Copy every row below word for word, omitting the pictures.

[Page element annotations]
▬▬▬▬▬▬
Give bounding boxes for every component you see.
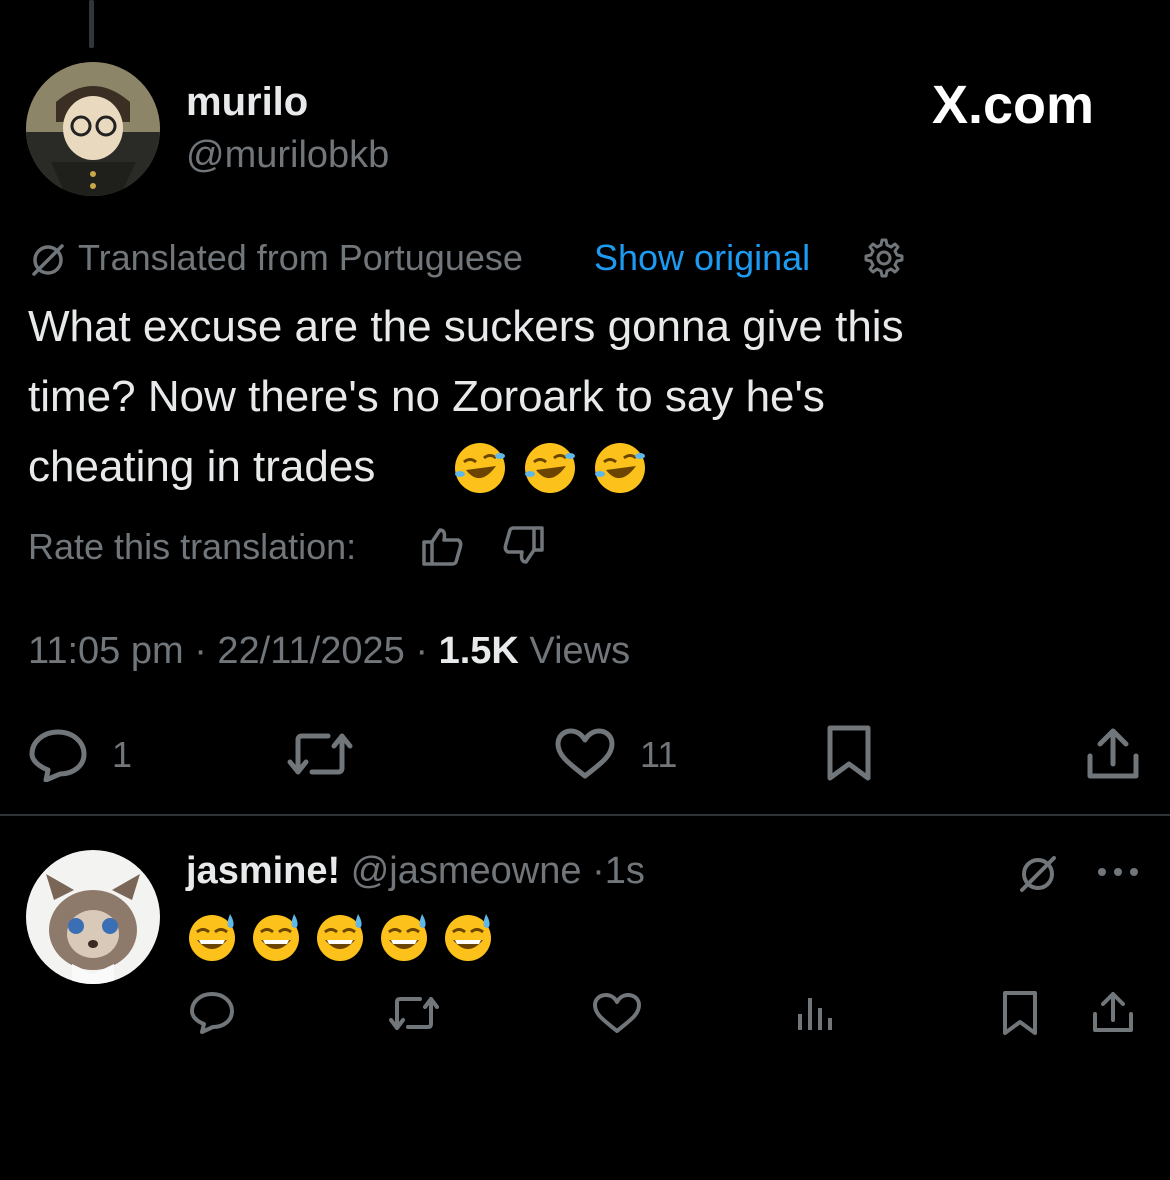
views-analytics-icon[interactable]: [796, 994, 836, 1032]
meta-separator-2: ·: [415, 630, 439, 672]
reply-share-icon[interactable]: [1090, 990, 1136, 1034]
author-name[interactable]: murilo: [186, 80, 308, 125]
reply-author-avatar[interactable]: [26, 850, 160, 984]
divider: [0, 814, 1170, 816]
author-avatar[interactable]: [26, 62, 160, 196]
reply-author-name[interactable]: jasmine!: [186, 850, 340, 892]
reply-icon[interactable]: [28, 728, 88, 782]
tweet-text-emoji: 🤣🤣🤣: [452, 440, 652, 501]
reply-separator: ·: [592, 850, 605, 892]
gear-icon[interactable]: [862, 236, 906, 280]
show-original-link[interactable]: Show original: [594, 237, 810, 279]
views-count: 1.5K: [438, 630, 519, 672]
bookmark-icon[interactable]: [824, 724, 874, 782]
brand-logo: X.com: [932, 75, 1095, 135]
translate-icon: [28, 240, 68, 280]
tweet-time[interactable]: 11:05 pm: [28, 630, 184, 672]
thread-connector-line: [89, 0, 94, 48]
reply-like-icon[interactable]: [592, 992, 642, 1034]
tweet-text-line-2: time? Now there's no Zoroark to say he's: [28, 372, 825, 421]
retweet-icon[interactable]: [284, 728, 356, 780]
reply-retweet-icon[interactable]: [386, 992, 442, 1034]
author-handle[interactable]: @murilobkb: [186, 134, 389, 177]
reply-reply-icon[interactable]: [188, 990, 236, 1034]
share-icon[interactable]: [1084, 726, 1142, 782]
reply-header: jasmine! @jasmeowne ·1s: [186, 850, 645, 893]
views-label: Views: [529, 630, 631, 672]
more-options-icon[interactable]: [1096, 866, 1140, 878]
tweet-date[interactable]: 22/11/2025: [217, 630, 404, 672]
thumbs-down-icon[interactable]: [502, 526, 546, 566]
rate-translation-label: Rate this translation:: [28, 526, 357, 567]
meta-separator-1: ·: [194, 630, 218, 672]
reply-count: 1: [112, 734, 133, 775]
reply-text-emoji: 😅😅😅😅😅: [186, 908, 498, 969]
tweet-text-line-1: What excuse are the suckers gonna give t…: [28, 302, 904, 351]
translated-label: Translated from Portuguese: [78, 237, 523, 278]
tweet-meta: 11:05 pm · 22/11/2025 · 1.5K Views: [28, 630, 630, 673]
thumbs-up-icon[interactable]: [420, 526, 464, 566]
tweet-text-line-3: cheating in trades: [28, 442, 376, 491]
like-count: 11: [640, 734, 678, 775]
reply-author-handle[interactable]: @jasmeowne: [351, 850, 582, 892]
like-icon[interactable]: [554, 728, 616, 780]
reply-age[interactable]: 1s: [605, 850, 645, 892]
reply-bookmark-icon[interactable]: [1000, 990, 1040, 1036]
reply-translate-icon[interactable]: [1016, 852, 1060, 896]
▬▬▬▬▬▬
Solution below
Give bounding boxes for every component you see.
views-analytics-icon[interactable]: [796, 994, 836, 1032]
meta-separator-2: ·: [415, 630, 439, 672]
reply-share-icon[interactable]: [1090, 990, 1136, 1034]
author-name[interactable]: murilo: [186, 80, 308, 125]
reply-author-avatar[interactable]: [26, 850, 160, 984]
divider: [0, 814, 1170, 816]
author-avatar[interactable]: [26, 62, 160, 196]
reply-author-name[interactable]: jasmine!: [186, 850, 340, 892]
reply-icon[interactable]: [28, 728, 88, 782]
tweet-text-emoji: 🤣🤣🤣: [452, 440, 652, 501]
reply-separator: ·: [592, 850, 605, 892]
gear-icon[interactable]: [862, 236, 906, 280]
show-original-link[interactable]: Show original: [594, 237, 810, 279]
views-count: 1.5K: [438, 630, 519, 672]
bookmark-icon[interactable]: [824, 724, 874, 782]
brand-logo: X.com: [932, 75, 1095, 135]
translate-icon: [28, 240, 68, 280]
tweet-time[interactable]: 11:05 pm: [28, 630, 184, 672]
thread-connector-line: [89, 0, 94, 48]
reply-like-icon[interactable]: [592, 992, 642, 1034]
tweet-text-line-2: time? Now there's no Zoroark to say he's: [28, 372, 825, 421]
retweet-icon[interactable]: [284, 728, 356, 780]
reply-retweet-icon[interactable]: [386, 992, 442, 1034]
author-handle[interactable]: @murilobkb: [186, 134, 389, 177]
reply-reply-icon[interactable]: [188, 990, 236, 1034]
share-icon[interactable]: [1084, 726, 1142, 782]
reply-header: jasmine! @jasmeowne ·1s: [186, 850, 645, 893]
views-label: Views: [529, 630, 631, 672]
more-options-icon[interactable]: [1096, 866, 1140, 878]
tweet-date[interactable]: 22/11/2025: [217, 630, 404, 672]
thumbs-down-icon[interactable]: [502, 526, 546, 566]
rate-translation-label: Rate this translation:: [28, 526, 357, 567]
meta-separator-1: ·: [194, 630, 218, 672]
reply-count: 1: [112, 734, 133, 775]
reply-text-emoji: 😅😅😅😅😅: [186, 908, 498, 969]
tweet-text-line-1: What excuse are the suckers gonna give t…: [28, 302, 904, 351]
translated-label: Translated from Portuguese: [78, 237, 523, 278]
tweet-meta: 11:05 pm · 22/11/2025 · 1.5K Views: [28, 630, 630, 673]
thumbs-up-icon[interactable]: [420, 526, 464, 566]
tweet-text-line-3: cheating in trades: [28, 442, 376, 491]
like-count: 11: [640, 734, 678, 775]
reply-author-handle[interactable]: @jasmeowne: [351, 850, 582, 892]
like-icon[interactable]: [554, 728, 616, 780]
reply-age[interactable]: 1s: [605, 850, 645, 892]
reply-bookmark-icon[interactable]: [1000, 990, 1040, 1036]
reply-translate-icon[interactable]: [1016, 852, 1060, 896]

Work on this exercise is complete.